>> start Records to use

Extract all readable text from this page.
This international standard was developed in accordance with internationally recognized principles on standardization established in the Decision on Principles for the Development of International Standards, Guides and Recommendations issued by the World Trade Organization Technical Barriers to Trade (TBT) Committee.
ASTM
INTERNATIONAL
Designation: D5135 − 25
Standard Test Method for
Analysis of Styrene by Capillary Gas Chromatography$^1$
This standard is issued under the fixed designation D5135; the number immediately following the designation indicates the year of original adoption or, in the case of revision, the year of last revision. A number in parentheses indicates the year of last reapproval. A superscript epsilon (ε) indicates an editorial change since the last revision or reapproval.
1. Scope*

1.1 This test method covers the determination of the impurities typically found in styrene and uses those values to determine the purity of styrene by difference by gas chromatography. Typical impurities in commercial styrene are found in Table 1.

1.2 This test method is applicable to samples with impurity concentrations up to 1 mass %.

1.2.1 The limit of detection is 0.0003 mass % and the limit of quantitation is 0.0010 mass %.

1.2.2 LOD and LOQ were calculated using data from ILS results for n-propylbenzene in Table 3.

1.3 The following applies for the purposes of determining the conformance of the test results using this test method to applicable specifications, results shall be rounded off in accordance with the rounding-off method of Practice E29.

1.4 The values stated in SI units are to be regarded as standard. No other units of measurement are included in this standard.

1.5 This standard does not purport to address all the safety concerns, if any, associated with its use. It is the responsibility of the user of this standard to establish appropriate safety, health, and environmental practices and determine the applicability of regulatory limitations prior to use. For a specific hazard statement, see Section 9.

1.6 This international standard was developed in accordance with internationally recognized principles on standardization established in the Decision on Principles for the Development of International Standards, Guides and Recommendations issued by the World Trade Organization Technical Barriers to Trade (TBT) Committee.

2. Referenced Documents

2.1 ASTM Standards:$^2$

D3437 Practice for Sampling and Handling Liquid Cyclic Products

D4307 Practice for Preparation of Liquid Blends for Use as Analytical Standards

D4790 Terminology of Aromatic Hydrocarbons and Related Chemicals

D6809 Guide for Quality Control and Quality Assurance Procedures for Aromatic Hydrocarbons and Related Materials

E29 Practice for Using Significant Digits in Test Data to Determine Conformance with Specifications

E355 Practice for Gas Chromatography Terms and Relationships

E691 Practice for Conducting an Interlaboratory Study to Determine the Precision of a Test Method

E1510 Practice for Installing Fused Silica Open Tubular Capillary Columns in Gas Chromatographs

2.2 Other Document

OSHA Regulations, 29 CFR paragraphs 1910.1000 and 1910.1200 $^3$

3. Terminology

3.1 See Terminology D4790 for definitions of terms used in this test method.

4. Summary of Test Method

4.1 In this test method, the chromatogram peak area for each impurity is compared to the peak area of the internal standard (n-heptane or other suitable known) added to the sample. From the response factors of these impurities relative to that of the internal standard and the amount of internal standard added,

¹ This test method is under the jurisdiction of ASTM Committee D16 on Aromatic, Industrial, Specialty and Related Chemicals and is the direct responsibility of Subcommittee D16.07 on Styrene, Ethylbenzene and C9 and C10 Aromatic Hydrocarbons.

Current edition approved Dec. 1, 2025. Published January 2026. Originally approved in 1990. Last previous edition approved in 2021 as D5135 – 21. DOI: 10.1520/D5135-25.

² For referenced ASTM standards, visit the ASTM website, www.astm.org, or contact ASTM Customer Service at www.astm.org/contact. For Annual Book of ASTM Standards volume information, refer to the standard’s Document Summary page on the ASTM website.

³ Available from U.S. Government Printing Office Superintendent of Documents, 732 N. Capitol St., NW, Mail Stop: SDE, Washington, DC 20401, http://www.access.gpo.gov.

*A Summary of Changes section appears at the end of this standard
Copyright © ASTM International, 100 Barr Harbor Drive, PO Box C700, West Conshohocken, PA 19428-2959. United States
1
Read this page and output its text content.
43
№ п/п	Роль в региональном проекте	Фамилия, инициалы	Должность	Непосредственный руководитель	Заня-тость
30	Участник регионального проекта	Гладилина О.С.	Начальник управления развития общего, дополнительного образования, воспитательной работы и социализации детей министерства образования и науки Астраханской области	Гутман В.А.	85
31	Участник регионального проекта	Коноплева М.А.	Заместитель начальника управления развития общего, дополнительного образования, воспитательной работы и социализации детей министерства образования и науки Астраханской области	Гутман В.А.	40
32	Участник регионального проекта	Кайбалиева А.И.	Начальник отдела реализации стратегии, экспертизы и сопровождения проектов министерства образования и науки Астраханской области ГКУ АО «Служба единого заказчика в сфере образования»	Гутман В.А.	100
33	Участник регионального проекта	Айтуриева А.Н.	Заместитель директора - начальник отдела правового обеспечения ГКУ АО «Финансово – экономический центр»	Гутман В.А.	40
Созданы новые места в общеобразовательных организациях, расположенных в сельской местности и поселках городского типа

>> end Records to use

**Aim of the exercise:** Only the number is wanted: how many lines in the preceding entries hold the string "values"?

**The response:** 2